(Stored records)
================================
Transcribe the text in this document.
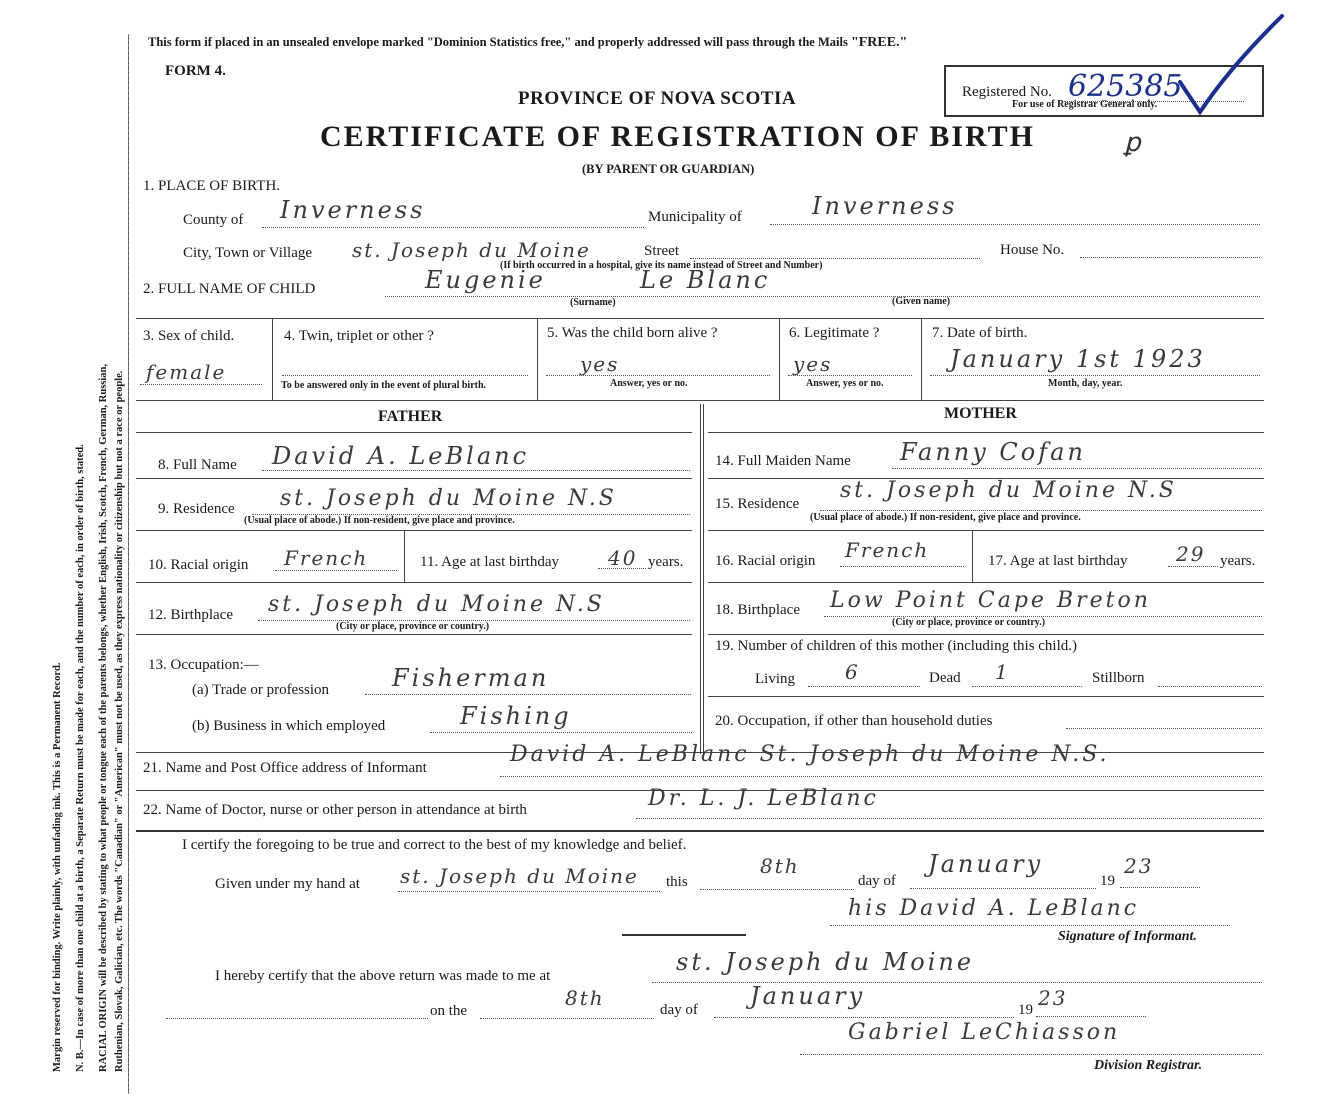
Margin reserved for binding. Write plainly, with unfading ink. This is a Permanent Record. N. B.—In case of more than one child at a birth, a Separate Return must be made for each, and the number of each, in order of birth, stated. RACIAL ORIGIN will be described by stating to what people or tongue each of the parents belongs, whether English, Irish, Scotch, French, German, Russian, Ruthenian, Slovak, Galician, etc. The words "Canadian" or "American" must not be used, as they express nationality or citizenship but not a race or people.
This form if placed in an unsealed envelope marked "Dominion Statistics free," and properly addressed will pass through the Mails "FREE."
FORM 4.
PROVINCE OF NOVA SCOTIA
CERTIFICATE OF REGISTRATION OF BIRTH
(BY PARENT OR GUARDIAN)
Registered No. 625385
For use of Registrar General only.
ꝑ
1. PLACE OF BIRTH.
County of Inverness	Municipality of	Inverness
City, Town or Village st. Joseph du Moine	Street	House No.
(If birth occurred in a hospital, give its name instead of Street and Number)
2. FULL NAME OF CHILD	Eugenie	Le Blanc
(Surname)	(Given name)
3. Sex of child.
female
4. Twin, triplet or other ?
To be answered only in the event of plural birth.
5. Was the child born alive ?
yes
Answer, yes or no.
6. Legitimate ?
yes
Answer, yes or no.
7. Date of birth.
January 1st 1923
Month, day, year.
FATHER	MOTHER
8. Full Name David A. LeBlanc	14. Full Maiden Name Fanny Cofan
9. Residence st. Joseph du Moine N.S
(Usual place of abode.) If non-resident, give place and province.
15. Residence
st. Joseph du Moine N.S
(Usual place of abode.) If non-resident, give place and province.
10. Racial origin French	11. Age at last birthday 40 years. 16. Racial origin French	17. Age at last birthday 29 years.
12. Birthplace st. Joseph du Moine N.S
(City or place, province or country.)
18. Birthplace Low Point Cape Breton
(City or place, province or country.)
13. Occupation:—
(a) Trade or profession	Fisherman
(b) Business in which employed	Fishing
19. Number of children of this mother (including this child.)
Living	6	Dead 1	Stillborn
20. Occupation, if other than household duties
21. Name and Post Office address of Informant
David A. LeBlanc St. Joseph du Moine N.S.
22. Name of Doctor, nurse or other person in attendance at birth	Dr. L. J. LeBlanc
I certify the foregoing to be true and correct to the best of my knowledge and belief.
Given under my hand at st. Joseph du Moine this
8th
day of
January
19
23
his David A. LeBlanc
Signature of Informant.
I hereby certify that the above return was made to me at	st. Joseph du Moine
on the
8th	day of January	19 23
Gabriel LeChiasson
Division Registrar.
================================
(DIRECTIONS FOR THIS TASK): Within the listing, how many lines hold the word "January"? Only the number is to be given.

(EXERCISE RESULT): 3